**EXERCISE**
From the listing below, copy every line with the word "xlabel".

___

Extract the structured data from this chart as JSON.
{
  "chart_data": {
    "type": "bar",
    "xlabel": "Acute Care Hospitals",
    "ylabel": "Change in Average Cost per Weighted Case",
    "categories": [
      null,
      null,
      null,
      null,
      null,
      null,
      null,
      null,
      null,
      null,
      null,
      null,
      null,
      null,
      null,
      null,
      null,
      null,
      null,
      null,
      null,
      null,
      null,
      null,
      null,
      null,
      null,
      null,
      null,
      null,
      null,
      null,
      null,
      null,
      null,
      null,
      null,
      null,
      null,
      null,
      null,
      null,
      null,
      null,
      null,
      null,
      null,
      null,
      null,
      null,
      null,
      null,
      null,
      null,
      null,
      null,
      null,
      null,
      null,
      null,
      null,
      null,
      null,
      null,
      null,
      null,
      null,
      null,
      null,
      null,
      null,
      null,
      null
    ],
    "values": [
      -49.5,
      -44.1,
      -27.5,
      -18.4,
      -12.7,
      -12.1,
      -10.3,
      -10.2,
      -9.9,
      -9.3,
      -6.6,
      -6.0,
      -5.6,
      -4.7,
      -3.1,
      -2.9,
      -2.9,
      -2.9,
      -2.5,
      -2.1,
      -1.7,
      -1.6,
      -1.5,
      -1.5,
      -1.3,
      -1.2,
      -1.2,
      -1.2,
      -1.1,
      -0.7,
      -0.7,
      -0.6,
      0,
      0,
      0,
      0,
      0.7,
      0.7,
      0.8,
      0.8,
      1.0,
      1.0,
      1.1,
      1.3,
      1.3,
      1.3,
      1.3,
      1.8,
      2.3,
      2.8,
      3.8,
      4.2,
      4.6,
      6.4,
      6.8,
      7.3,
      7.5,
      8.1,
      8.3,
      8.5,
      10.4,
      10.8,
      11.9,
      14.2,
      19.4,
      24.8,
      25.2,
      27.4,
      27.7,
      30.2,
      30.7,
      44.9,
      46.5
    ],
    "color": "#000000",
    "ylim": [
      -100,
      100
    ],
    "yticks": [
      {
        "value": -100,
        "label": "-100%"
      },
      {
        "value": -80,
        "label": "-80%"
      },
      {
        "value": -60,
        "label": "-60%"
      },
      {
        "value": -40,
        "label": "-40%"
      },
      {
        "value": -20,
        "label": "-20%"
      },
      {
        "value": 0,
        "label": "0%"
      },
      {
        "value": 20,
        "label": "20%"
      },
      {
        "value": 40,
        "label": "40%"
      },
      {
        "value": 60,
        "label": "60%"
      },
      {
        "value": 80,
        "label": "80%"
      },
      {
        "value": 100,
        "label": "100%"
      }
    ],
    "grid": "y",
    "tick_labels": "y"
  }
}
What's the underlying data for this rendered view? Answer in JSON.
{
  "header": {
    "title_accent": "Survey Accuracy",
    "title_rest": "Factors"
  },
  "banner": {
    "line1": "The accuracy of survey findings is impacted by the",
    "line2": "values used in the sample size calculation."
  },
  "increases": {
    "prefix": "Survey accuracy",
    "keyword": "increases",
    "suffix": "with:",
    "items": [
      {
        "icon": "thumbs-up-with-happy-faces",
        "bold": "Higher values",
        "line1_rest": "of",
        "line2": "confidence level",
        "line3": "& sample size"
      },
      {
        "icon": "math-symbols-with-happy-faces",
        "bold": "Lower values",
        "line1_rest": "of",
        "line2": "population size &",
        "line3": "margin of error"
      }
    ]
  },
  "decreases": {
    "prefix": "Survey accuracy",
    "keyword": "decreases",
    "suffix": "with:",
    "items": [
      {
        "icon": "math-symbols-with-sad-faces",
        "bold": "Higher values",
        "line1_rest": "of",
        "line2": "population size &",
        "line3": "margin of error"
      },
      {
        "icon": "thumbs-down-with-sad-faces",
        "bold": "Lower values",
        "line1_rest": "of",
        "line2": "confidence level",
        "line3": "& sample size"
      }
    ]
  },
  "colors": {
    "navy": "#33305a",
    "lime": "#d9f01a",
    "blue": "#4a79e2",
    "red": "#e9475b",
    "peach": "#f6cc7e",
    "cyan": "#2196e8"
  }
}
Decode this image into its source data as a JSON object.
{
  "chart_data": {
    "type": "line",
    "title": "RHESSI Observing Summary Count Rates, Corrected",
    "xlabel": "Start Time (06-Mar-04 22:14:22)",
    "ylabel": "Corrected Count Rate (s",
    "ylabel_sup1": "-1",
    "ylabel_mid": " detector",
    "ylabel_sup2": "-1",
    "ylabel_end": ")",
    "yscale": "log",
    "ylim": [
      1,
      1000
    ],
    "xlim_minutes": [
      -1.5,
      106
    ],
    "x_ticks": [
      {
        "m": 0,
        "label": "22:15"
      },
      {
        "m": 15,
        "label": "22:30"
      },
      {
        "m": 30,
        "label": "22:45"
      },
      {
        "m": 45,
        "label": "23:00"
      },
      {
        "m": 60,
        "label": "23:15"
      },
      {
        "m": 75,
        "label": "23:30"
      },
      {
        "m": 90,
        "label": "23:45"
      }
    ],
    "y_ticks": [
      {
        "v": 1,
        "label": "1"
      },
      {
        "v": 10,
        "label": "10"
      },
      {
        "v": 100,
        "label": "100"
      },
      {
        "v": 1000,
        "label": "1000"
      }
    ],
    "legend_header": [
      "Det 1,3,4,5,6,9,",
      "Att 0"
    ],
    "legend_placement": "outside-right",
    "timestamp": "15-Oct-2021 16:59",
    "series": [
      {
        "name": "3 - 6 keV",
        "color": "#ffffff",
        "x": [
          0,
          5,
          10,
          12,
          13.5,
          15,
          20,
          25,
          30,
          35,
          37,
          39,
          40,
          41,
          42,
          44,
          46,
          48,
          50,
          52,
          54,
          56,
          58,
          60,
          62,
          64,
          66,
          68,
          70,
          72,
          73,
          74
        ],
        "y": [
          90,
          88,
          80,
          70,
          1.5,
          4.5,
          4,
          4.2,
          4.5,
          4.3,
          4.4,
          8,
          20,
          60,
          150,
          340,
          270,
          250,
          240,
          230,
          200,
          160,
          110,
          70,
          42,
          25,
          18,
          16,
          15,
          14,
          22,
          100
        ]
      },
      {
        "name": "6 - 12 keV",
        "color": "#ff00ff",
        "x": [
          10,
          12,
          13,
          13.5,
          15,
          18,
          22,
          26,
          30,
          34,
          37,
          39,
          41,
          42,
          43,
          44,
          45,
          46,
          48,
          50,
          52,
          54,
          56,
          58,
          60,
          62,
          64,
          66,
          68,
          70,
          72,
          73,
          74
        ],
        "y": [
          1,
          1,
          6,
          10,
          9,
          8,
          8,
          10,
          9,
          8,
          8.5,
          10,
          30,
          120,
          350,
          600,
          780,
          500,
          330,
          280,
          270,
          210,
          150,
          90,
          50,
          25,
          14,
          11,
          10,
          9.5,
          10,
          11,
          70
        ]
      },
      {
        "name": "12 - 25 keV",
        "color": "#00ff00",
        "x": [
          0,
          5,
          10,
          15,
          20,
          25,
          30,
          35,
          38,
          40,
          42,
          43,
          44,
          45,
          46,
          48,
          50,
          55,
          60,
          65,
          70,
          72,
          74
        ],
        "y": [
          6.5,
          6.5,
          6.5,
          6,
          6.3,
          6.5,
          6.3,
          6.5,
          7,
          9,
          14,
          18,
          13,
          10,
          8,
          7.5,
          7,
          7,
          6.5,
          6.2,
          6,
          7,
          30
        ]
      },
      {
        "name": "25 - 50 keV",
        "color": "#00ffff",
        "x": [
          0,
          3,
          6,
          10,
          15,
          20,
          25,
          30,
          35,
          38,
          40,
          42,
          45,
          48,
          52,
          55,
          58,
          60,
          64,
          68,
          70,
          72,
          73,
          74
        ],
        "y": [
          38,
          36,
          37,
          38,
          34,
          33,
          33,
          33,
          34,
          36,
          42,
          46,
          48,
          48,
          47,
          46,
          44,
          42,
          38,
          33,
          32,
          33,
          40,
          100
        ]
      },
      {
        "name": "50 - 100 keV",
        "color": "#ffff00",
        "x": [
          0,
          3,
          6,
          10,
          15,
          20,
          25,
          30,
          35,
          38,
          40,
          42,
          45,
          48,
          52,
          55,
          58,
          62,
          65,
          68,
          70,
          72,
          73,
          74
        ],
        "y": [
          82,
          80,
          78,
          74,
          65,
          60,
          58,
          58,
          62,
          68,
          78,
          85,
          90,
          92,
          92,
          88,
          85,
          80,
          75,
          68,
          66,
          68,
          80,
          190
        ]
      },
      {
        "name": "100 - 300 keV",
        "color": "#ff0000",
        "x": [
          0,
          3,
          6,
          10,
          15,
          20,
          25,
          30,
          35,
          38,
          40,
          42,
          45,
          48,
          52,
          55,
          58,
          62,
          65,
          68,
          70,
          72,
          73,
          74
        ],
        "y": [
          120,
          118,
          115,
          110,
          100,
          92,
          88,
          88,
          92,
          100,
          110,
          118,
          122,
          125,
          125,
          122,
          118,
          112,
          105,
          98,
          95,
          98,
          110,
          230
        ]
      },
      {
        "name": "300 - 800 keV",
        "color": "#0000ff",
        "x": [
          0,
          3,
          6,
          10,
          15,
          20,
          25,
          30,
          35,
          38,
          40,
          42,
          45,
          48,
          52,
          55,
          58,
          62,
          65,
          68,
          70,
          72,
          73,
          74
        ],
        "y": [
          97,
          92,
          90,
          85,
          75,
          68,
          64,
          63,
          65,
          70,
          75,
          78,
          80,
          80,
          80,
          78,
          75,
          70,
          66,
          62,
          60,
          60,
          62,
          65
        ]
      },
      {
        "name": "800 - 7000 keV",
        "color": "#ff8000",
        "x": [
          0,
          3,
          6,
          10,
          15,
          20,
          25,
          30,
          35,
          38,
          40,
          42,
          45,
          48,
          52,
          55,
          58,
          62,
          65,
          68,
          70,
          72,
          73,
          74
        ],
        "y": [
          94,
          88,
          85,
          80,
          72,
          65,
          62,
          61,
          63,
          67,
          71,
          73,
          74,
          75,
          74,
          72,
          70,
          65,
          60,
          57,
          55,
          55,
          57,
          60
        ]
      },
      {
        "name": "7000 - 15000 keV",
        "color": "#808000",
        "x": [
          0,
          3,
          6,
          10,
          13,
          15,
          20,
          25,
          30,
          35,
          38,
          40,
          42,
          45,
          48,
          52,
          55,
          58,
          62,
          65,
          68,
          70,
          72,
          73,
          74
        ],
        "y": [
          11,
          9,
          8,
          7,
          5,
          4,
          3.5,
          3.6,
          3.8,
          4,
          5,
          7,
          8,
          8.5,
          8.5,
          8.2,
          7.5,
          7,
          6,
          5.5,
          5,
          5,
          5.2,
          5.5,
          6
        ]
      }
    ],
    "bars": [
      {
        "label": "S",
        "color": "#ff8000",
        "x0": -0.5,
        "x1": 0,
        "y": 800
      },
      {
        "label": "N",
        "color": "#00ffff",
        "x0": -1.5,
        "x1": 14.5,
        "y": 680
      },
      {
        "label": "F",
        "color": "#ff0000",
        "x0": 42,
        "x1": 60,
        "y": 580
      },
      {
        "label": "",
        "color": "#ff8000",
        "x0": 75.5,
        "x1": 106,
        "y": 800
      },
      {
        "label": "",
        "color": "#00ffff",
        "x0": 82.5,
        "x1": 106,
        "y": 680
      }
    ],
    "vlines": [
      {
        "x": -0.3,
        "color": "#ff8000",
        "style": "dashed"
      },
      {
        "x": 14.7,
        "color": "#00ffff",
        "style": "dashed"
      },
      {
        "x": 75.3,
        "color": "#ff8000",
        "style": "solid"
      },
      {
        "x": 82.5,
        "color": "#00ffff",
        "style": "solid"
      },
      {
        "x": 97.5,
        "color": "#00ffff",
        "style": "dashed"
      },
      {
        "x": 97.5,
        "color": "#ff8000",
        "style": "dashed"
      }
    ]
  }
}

___

**RESULT OF THIS TASK**
    "xlabel": "Acute Care Hospitals",
    "xlabel": "Start Time (06-Mar-04 22:14:22)",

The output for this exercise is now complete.